Figure data in JSON
-------------------------

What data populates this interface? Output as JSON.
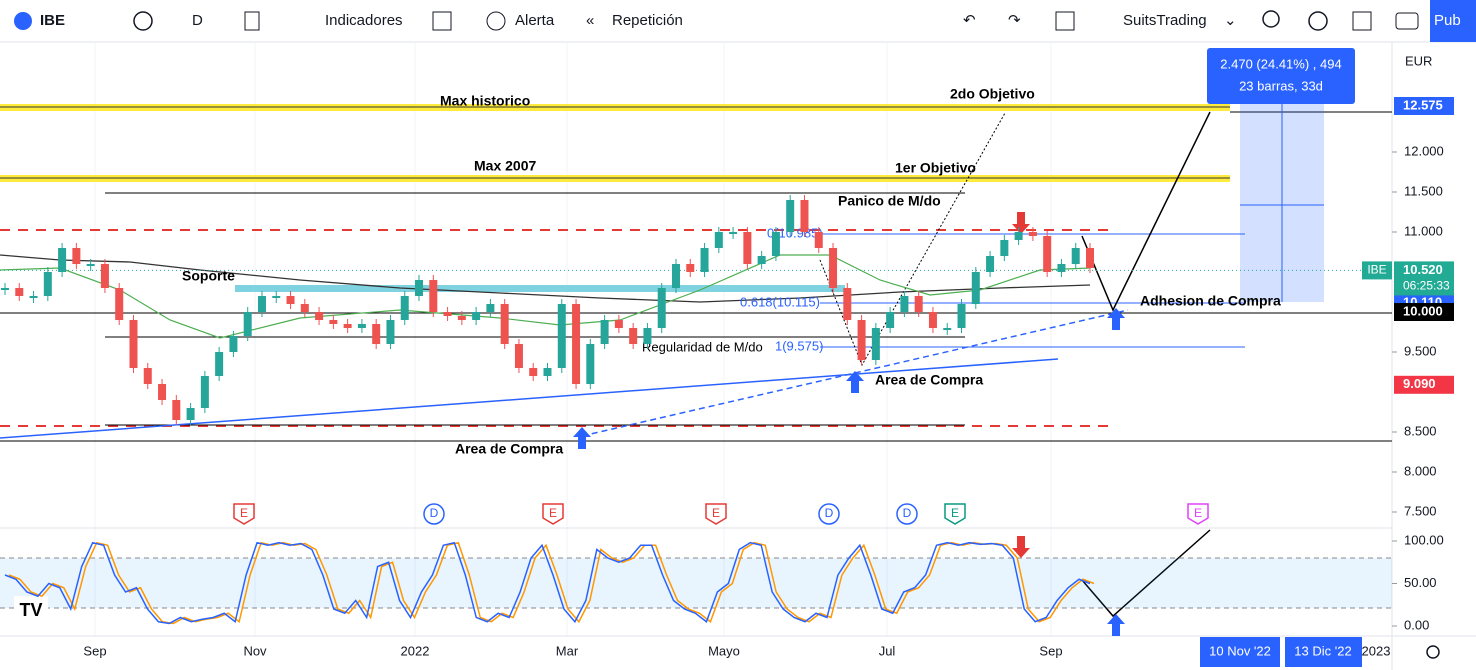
{
  "toolbar": {
    "symbol": "IBE",
    "interval": "D",
    "indicators": "Indicadores",
    "alert": "Alerta",
    "replay": "Repetición",
    "layout_name": "SuitsTrading",
    "publish": "Pub"
  },
  "currency": "EUR",
  "price_ticks": [
    {
      "value": 12,
      "label": "12.000"
    },
    {
      "value": 11.5,
      "label": "11.500"
    },
    {
      "value": 11,
      "label": "11.000"
    },
    {
      "value": 9.5,
      "label": "9.500"
    },
    {
      "value": 8.5,
      "label": "8.500"
    },
    {
      "value": 8,
      "label": "8.000"
    },
    {
      "value": 7.5,
      "label": "7.500"
    }
  ],
  "price_labels": [
    {
      "value": 12.575,
      "label": "12.575",
      "color": "#2962ff"
    },
    {
      "value": 10.11,
      "label": "10.110",
      "color": "#2962ff"
    },
    {
      "value": 10,
      "label": "10.000",
      "color": "#000000"
    },
    {
      "value": 9.09,
      "label": "9.090",
      "color": "#f23645"
    }
  ],
  "last_price": {
    "symbol": "IBE",
    "value": 10.52,
    "label": "10.520",
    "countdown": "06:25:33",
    "color": "#22ab94"
  },
  "osc_ticks": [
    {
      "value": 100,
      "label": "100.00"
    },
    {
      "value": 50,
      "label": "50.00"
    },
    {
      "value": 0,
      "label": "0.00"
    }
  ],
  "time_labels": [
    "Sep",
    "Nov",
    "2022",
    "Mar",
    "Mayo",
    "Jul",
    "Sep",
    "2023"
  ],
  "time_boxes": [
    "10 Nov '22",
    "13 Dic '22"
  ],
  "measure": {
    "line1": "2.470 (24.41%) , 494",
    "line2": "23 barras, 33d"
  },
  "annotations": {
    "max_hist": "Max historico",
    "obj2": "2do Objetivo",
    "max2007": "Max 2007",
    "obj1": "1er Objetivo",
    "panico": "Panico de M/do",
    "soporte": "Soporte",
    "fib0": "0(10.985)",
    "fib618": "0.618(10.115)",
    "adhesion": "Adhesion de Compra",
    "regularidad": "Regularidad de M/do",
    "fib1": "1(9.575)",
    "area1": "Area de Compra",
    "area2": "Area de Compra"
  },
  "events": [
    "E",
    "D",
    "E",
    "E",
    "D",
    "D",
    "E",
    "E"
  ],
  "closes": [
    10.3,
    10.2,
    10.2,
    10.5,
    10.8,
    10.6,
    10.6,
    10.3,
    9.9,
    9.3,
    9.1,
    8.9,
    8.65,
    8.8,
    9.2,
    9.5,
    9.7,
    10.0,
    10.2,
    10.2,
    10.1,
    10.0,
    9.9,
    9.85,
    9.8,
    9.85,
    9.6,
    9.9,
    10.2,
    10.4,
    10.0,
    9.95,
    9.9,
    10.0,
    10.1,
    9.6,
    9.3,
    9.2,
    9.3,
    10.1,
    9.1,
    9.6,
    9.9,
    9.8,
    9.6,
    9.8,
    10.3,
    10.6,
    10.5,
    10.8,
    11.0,
    11.0,
    10.6,
    10.7,
    11.0,
    11.4,
    11.0,
    10.8,
    10.3,
    9.9,
    9.4,
    9.8,
    10.0,
    10.2,
    10.0,
    9.8,
    9.8,
    10.1,
    10.5,
    10.7,
    10.9,
    11.0,
    10.95,
    10.5,
    10.6,
    10.8,
    10.55
  ],
  "oscillator": [
    60,
    55,
    40,
    35,
    50,
    45,
    20,
    70,
    98,
    95,
    60,
    40,
    45,
    20,
    5,
    3,
    10,
    5,
    8,
    10,
    15,
    5,
    60,
    98,
    95,
    98,
    95,
    97,
    90,
    60,
    20,
    15,
    30,
    10,
    70,
    75,
    30,
    10,
    40,
    60,
    95,
    98,
    60,
    10,
    5,
    15,
    10,
    40,
    80,
    95,
    60,
    20,
    5,
    30,
    90,
    80,
    75,
    80,
    95,
    95,
    60,
    30,
    20,
    15,
    5,
    40,
    50,
    90,
    98,
    95,
    40,
    20,
    10,
    5,
    15,
    10,
    60,
    80,
    95,
    60,
    20,
    15,
    40,
    45,
    60,
    95,
    98,
    95,
    98,
    96,
    97,
    95,
    80,
    20,
    5,
    10,
    30,
    45,
    55,
    50
  ]
}
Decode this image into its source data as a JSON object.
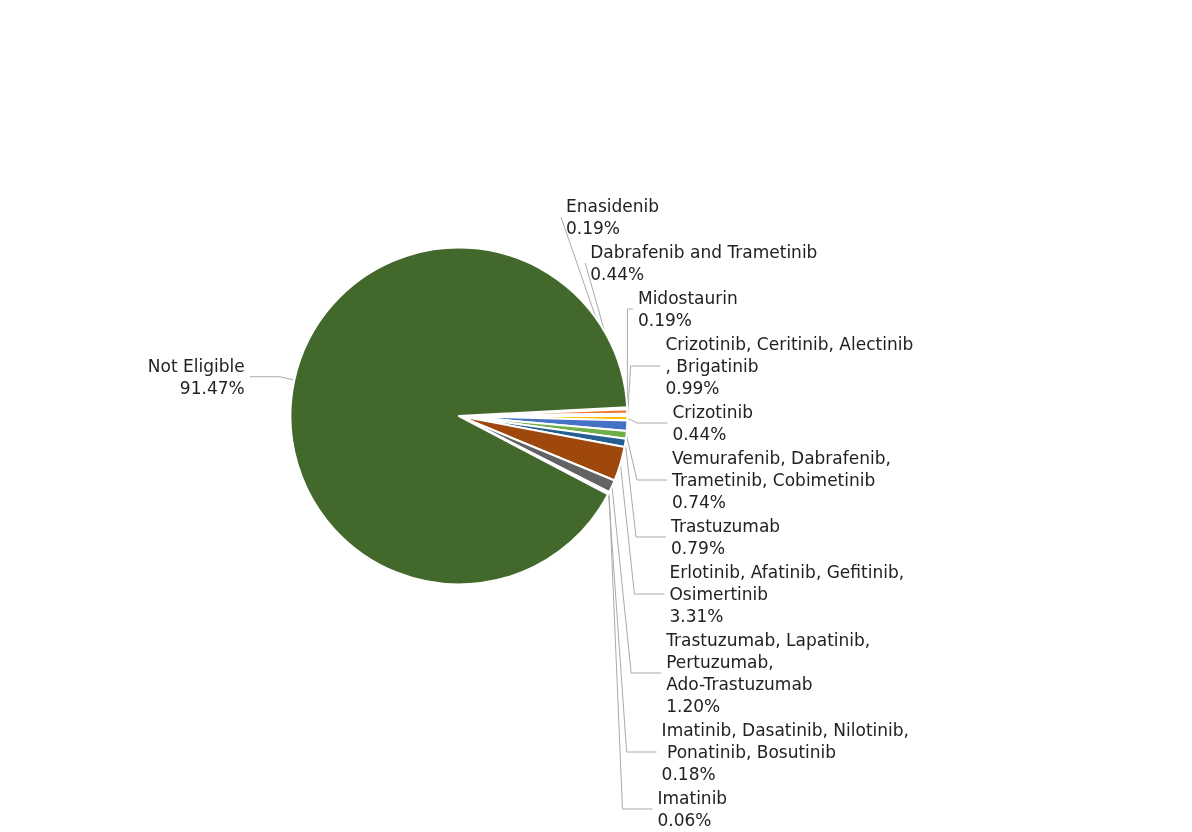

-------------------------

Skipping the pictures, transcribe each line above exactly as it appears.

**Result of the exercise**
What data populates this interface? Output as JSON.
{
  "toolbar": {
    "symbol": "IBE",
    "interval": "D",
    "indicators": "Indicadores",
    "alert": "Alerta",
    "replay": "Repetición",
    "layout_name": "SuitsTrading",
    "publish": "Pub"
  },
  "currency": "EUR",
  "price_ticks": [
    {
      "value": 12,
      "label": "12.000"
    },
    {
      "value": 11.5,
      "label": "11.500"
    },
    {
      "value": 11,
      "label": "11.000"
    },
    {
      "value": 9.5,
      "label": "9.500"
    },
    {
      "value": 8.5,
      "label": "8.500"
    },
    {
      "value": 8,
      "label": "8.000"
    },
    {
      "value": 7.5,
      "label": "7.500"
    }
  ],
  "price_labels": [
    {
      "value": 12.575,
      "label": "12.575",
      "color": "#2962ff"
    },
    {
      "value": 10.11,
      "label": "10.110",
      "color": "#2962ff"
    },
    {
      "value": 10,
      "label": "10.000",
      "color": "#000000"
    },
    {
      "value": 9.09,
      "label": "9.090",
      "color": "#f23645"
    }
  ],
  "last_price": {
    "symbol": "IBE",
    "value": 10.52,
    "label": "10.520",
    "countdown": "06:25:33",
    "color": "#22ab94"
  },
  "osc_ticks": [
    {
      "value": 100,
      "label": "100.00"
    },
    {
      "value": 50,
      "label": "50.00"
    },
    {
      "value": 0,
      "label": "0.00"
    }
  ],
  "time_labels": [
    "Sep",
    "Nov",
    "2022",
    "Mar",
    "Mayo",
    "Jul",
    "Sep",
    "2023"
  ],
  "time_boxes": [
    "10 Nov '22",
    "13 Dic '22"
  ],
  "measure": {
    "line1": "2.470 (24.41%) , 494",
    "line2": "23 barras, 33d"
  },
  "annotations": {
    "max_hist": "Max historico",
    "obj2": "2do Objetivo",
    "max2007": "Max 2007",
    "obj1": "1er Objetivo",
    "panico": "Panico de M/do",
    "soporte": "Soporte",
    "fib0": "0(10.985)",
    "fib618": "0.618(10.115)",
    "adhesion": "Adhesion de Compra",
    "regularidad": "Regularidad de M/do",
    "fib1": "1(9.575)",
    "area1": "Area de Compra",
    "area2": "Area de Compra"
  },
  "events": [
    "E",
    "D",
    "E",
    "E",
    "D",
    "D",
    "E",
    "E"
  ],
  "closes": [
    10.3,
    10.2,
    10.2,
    10.5,
    10.8,
    10.6,
    10.6,
    10.3,
    9.9,
    9.3,
    9.1,
    8.9,
    8.65,
    8.8,
    9.2,
    9.5,
    9.7,
    10.0,
    10.2,
    10.2,
    10.1,
    10.0,
    9.9,
    9.85,
    9.8,
    9.85,
    9.6,
    9.9,
    10.2,
    10.4,
    10.0,
    9.95,
    9.9,
    10.0,
    10.1,
    9.6,
    9.3,
    9.2,
    9.3,
    10.1,
    9.1,
    9.6,
    9.9,
    9.8,
    9.6,
    9.8,
    10.3,
    10.6,
    10.5,
    10.8,
    11.0,
    11.0,
    10.6,
    10.7,
    11.0,
    11.4,
    11.0,
    10.8,
    10.3,
    9.9,
    9.4,
    9.8,
    10.0,
    10.2,
    10.0,
    9.8,
    9.8,
    10.1,
    10.5,
    10.7,
    10.9,
    11.0,
    10.95,
    10.5,
    10.6,
    10.8,
    10.55
  ],
  "oscillator": [
    60,
    55,
    40,
    35,
    50,
    45,
    20,
    70,
    98,
    95,
    60,
    40,
    45,
    20,
    5,
    3,
    10,
    5,
    8,
    10,
    15,
    5,
    60,
    98,
    95,
    98,
    95,
    97,
    90,
    60,
    20,
    15,
    30,
    10,
    70,
    75,
    30,
    10,
    40,
    60,
    95,
    98,
    60,
    10,
    5,
    15,
    10,
    40,
    80,
    95,
    60,
    20,
    5,
    30,
    90,
    80,
    75,
    80,
    95,
    95,
    60,
    30,
    20,
    15,
    5,
    40,
    50,
    90,
    98,
    95,
    40,
    20,
    10,
    5,
    15,
    10,
    60,
    80,
    95,
    60,
    20,
    15,
    40,
    45,
    60,
    95,
    98,
    95,
    98,
    96,
    97,
    95,
    80,
    20,
    5,
    10,
    30,
    45,
    55,
    50
  ]
}
Decode this image into its source data as a JSON object.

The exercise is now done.